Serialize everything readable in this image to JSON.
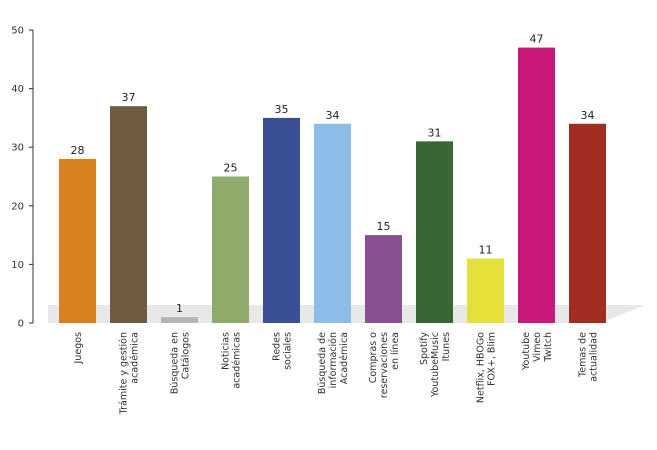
{
  "chart_data": {
    "type": "bar",
    "categories": [
      [
        "Juegos"
      ],
      [
        "Trámite y gestión",
        "académica"
      ],
      [
        "Búsqueda en",
        "Catálogos"
      ],
      [
        "Noticias",
        "académicas"
      ],
      [
        "Redes",
        "sociales"
      ],
      [
        "Búsqueda de",
        "información",
        "Académica"
      ],
      [
        "Compras o",
        "reservaciones",
        "en línea"
      ],
      [
        "Spotify",
        "YoutubeMusic",
        "Itunes"
      ],
      [
        "Netflix, HBOGo",
        "FOX+, Blim"
      ],
      [
        "Youtube",
        "Vimeo",
        "Twitch"
      ],
      [
        "Temas de",
        "actualidad"
      ]
    ],
    "values": [
      28,
      37,
      1,
      25,
      35,
      34,
      15,
      31,
      11,
      47,
      34
    ],
    "colors": [
      "#d9811f",
      "#6f5b40",
      "#b5b5b5",
      "#8fab6c",
      "#3b4f97",
      "#8cbde8",
      "#8a4e93",
      "#386635",
      "#e5e03a",
      "#c8197a",
      "#a22e21"
    ],
    "yticks": [
      0,
      10,
      20,
      30,
      40,
      50
    ],
    "ylim": [
      0,
      50
    ],
    "grid": false,
    "legend": "none",
    "title": "",
    "xlabel": "",
    "ylabel": ""
  }
}
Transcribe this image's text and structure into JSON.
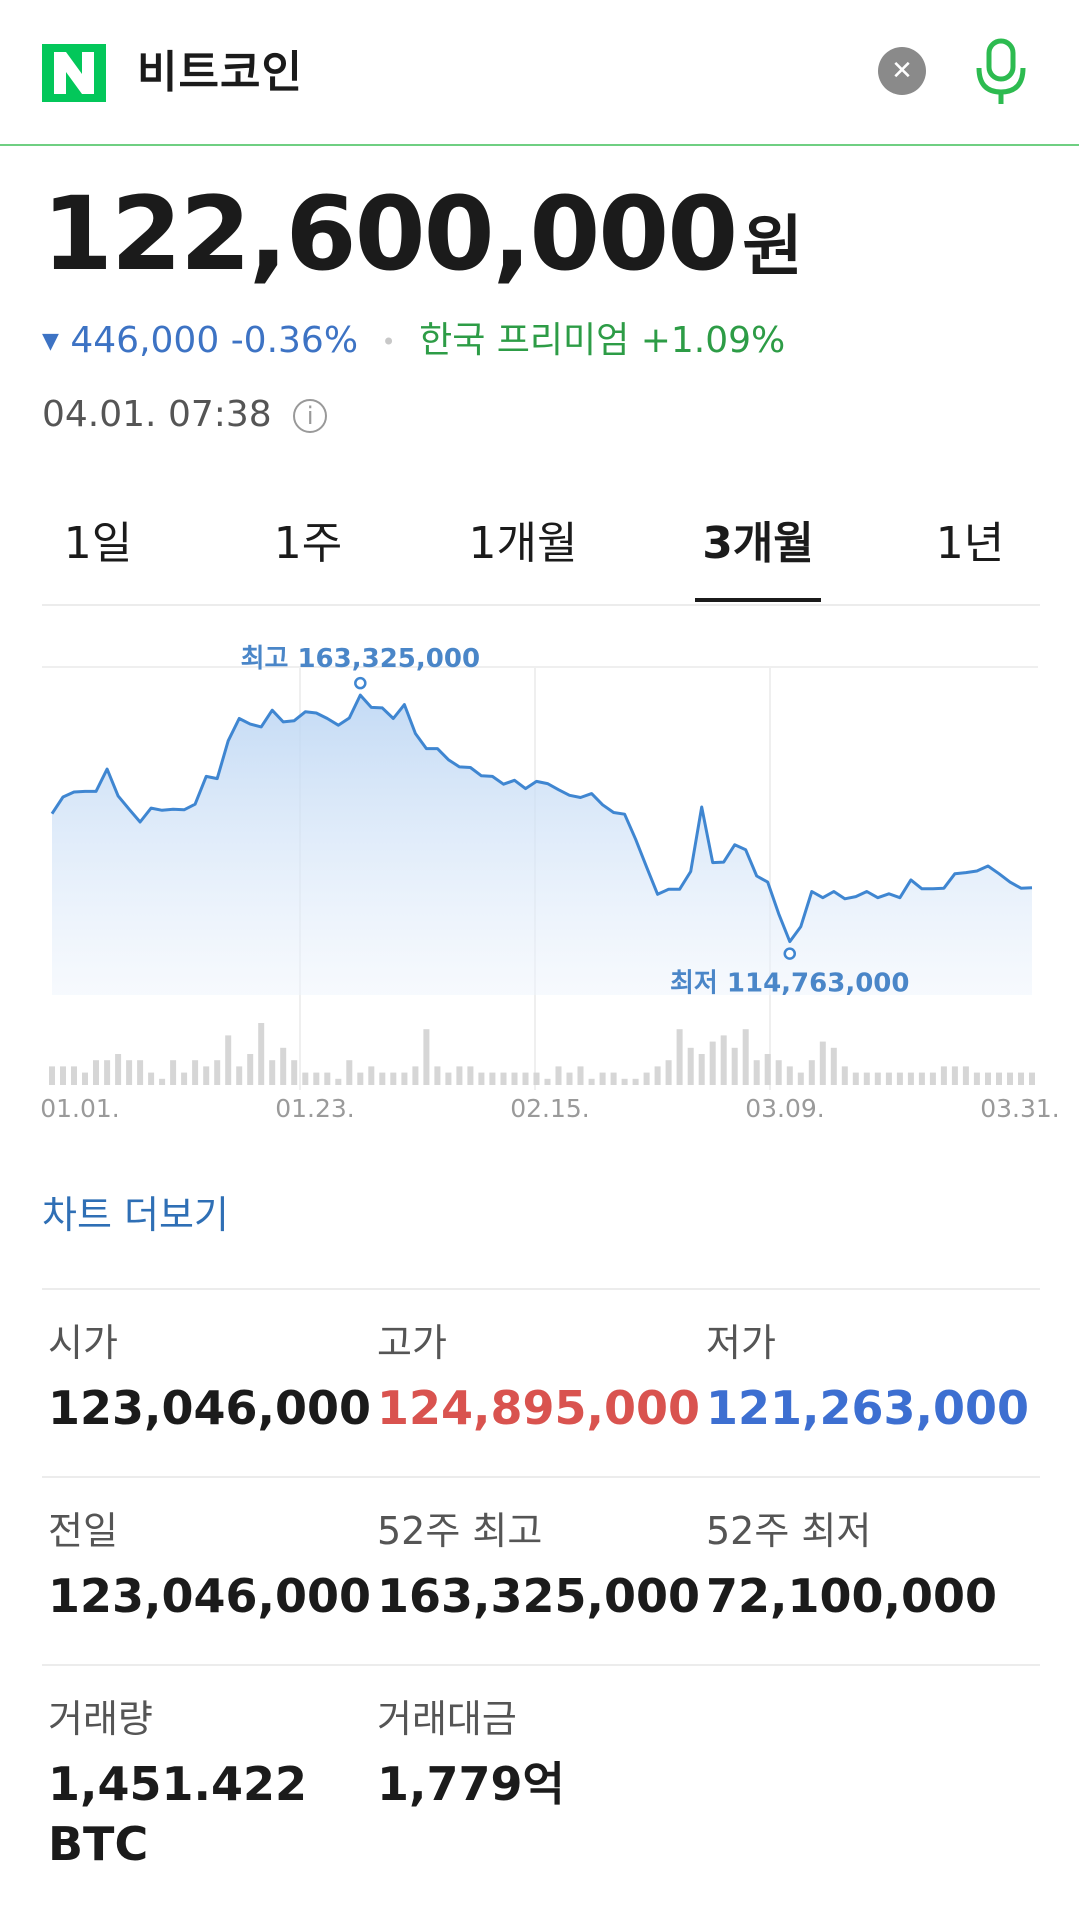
{
  "search": {
    "query": "비트코인",
    "clear_icon": "close-icon",
    "voice_icon": "microphone-icon"
  },
  "colors": {
    "brand_green": "#03c75a",
    "down_blue": "#3d73c4",
    "premium_green": "#2d9c46",
    "high_red": "#d9534f",
    "low_blue": "#3d6fd1",
    "chart_line": "#3f86d1"
  },
  "price": {
    "value": "122,600,000",
    "unit": "원",
    "change_arrow": "▼",
    "change": "446,000 -0.36%",
    "premium": "한국 프리미엄 +1.09%",
    "timestamp": "04.01. 07:38",
    "info_icon": "info-icon"
  },
  "tabs": [
    {
      "label": "1일",
      "active": false
    },
    {
      "label": "1주",
      "active": false
    },
    {
      "label": "1개월",
      "active": false
    },
    {
      "label": "3개월",
      "active": true
    },
    {
      "label": "1년",
      "active": false
    }
  ],
  "chart_data": {
    "type": "line",
    "x_ticks": [
      "01.01.",
      "01.23.",
      "02.15.",
      "03.09.",
      "03.31."
    ],
    "annotations": {
      "high_label": "최고 163,325,000",
      "low_label": "최저 114,763,000"
    },
    "high": 163325000,
    "low": 114763000,
    "ylim": [
      113000000,
      168000000
    ],
    "values": [
      142000000,
      145000000,
      145900000,
      146000000,
      146000000,
      150000000,
      145200000,
      142800000,
      140500000,
      143000000,
      142600000,
      142800000,
      142700000,
      143700000,
      148700000,
      148300000,
      155100000,
      159100000,
      158100000,
      157600000,
      160600000,
      158500000,
      158700000,
      160300000,
      160100000,
      159100000,
      157900000,
      159200000,
      163300000,
      161100000,
      161000000,
      159100000,
      161600000,
      156400000,
      153700000,
      153700000,
      151700000,
      150400000,
      150300000,
      148800000,
      148700000,
      147300000,
      148000000,
      146500000,
      147800000,
      147400000,
      146300000,
      145300000,
      144900000,
      145600000,
      143600000,
      142200000,
      141900000,
      137400000,
      132400000,
      127500000,
      128400000,
      128400000,
      131600000,
      143200000,
      133200000,
      133300000,
      136400000,
      135500000,
      130800000,
      129700000,
      124000000,
      119000000,
      121700000,
      128000000,
      126900000,
      128000000,
      126700000,
      127100000,
      128000000,
      126900000,
      127600000,
      126900000,
      130100000,
      128500000,
      128500000,
      128600000,
      131200000,
      131400000,
      131700000,
      132600000,
      131200000,
      129700000,
      128600000,
      128700000
    ],
    "volume": [
      3,
      3,
      3,
      2,
      4,
      4,
      5,
      4,
      4,
      2,
      1,
      4,
      2,
      4,
      3,
      4,
      8,
      3,
      5,
      10,
      4,
      6,
      4,
      2,
      2,
      2,
      1,
      4,
      2,
      3,
      2,
      2,
      2,
      3,
      9,
      3,
      2,
      3,
      3,
      2,
      2,
      2,
      2,
      2,
      2,
      1,
      3,
      2,
      3,
      1,
      2,
      2,
      1,
      1,
      2,
      3,
      4,
      9,
      6,
      5,
      7,
      8,
      6,
      9,
      4,
      5,
      4,
      3,
      2,
      4,
      7,
      6,
      3,
      2,
      2,
      2,
      2,
      2,
      2,
      2,
      2,
      3,
      3,
      3,
      2,
      2,
      2,
      2,
      2,
      2
    ]
  },
  "chart_more_link": "차트 더보기",
  "stats": [
    {
      "label": "시가",
      "value": "123,046,000",
      "tone": "normal"
    },
    {
      "label": "고가",
      "value": "124,895,000",
      "tone": "red"
    },
    {
      "label": "저가",
      "value": "121,263,000",
      "tone": "blue"
    },
    {
      "label": "전일",
      "value": "123,046,000",
      "tone": "normal"
    },
    {
      "label": "52주 최고",
      "value": "163,325,000",
      "tone": "normal"
    },
    {
      "label": "52주 최저",
      "value": "72,100,000",
      "tone": "normal"
    },
    {
      "label": "거래량",
      "value": "1,451.422 BTC",
      "tone": "normal"
    },
    {
      "label": "거래대금",
      "value": "1,779억",
      "tone": "normal"
    }
  ]
}
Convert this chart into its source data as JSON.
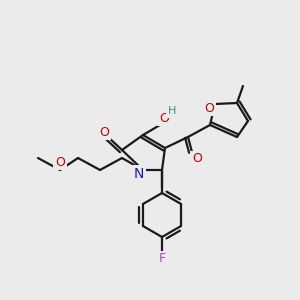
{
  "background_color": "#ebebeb",
  "bond_color": "#1a1a1a",
  "atom_colors": {
    "O": "#cc0000",
    "N": "#1a1acc",
    "F": "#bb44bb",
    "H": "#448888",
    "C": "#1a1a1a"
  },
  "figsize": [
    3.0,
    3.0
  ],
  "dpi": 100
}
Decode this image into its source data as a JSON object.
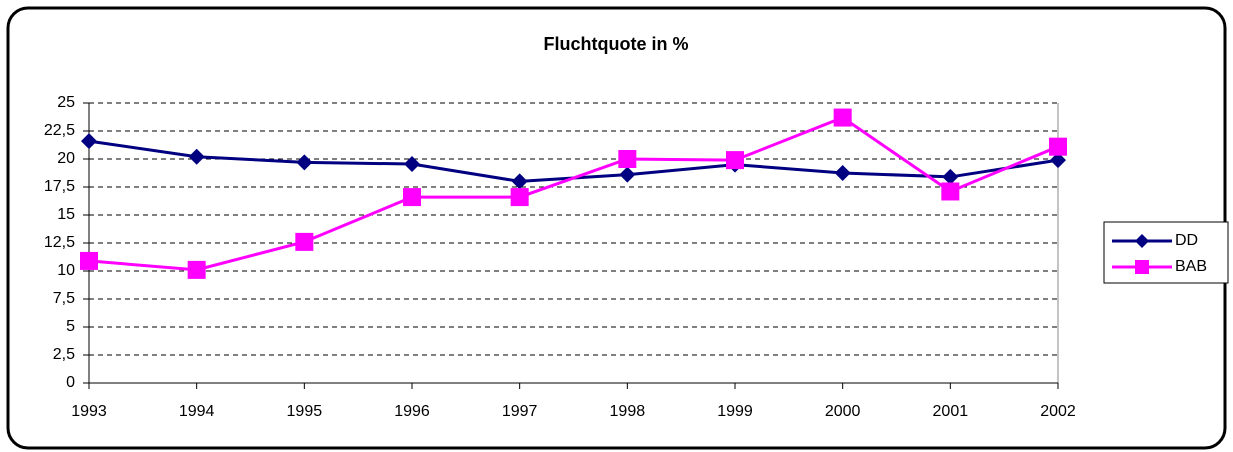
{
  "chart_data": {
    "type": "line",
    "title": "Fluchtquote in %",
    "categories": [
      "1993",
      "1994",
      "1995",
      "1996",
      "1997",
      "1998",
      "1999",
      "2000",
      "2001",
      "2002"
    ],
    "series": [
      {
        "name": "DD",
        "color": "#000080",
        "marker": "diamond",
        "values": [
          21.6,
          20.2,
          19.7,
          19.55,
          18.0,
          18.6,
          19.5,
          18.75,
          18.4,
          19.9
        ]
      },
      {
        "name": "BAB",
        "color": "#ff00ff",
        "marker": "square",
        "values": [
          10.9,
          10.1,
          12.6,
          16.6,
          16.6,
          20.0,
          19.9,
          23.7,
          17.1,
          21.1
        ]
      }
    ],
    "ylim": [
      0,
      25
    ],
    "yticks": [
      0,
      {
        "value": 2.5,
        "label": "2,5"
      },
      5,
      {
        "value": 7.5,
        "label": "7,5"
      },
      10,
      {
        "value": 12.5,
        "label": "12,5"
      },
      15,
      {
        "value": 17.5,
        "label": "17,5"
      },
      20,
      {
        "value": 22.5,
        "label": "22,5"
      },
      25
    ],
    "grid": true,
    "legend": "right"
  }
}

= = = =

TASK DIRECTIONS – Select and copy each line from the data that includes the word "image".

FULL SOLUTION –
Serialize everything readable in this image to JSON.
Transcribe this image's text and structure into JSON.
Decode this image into its source data as a JSON object.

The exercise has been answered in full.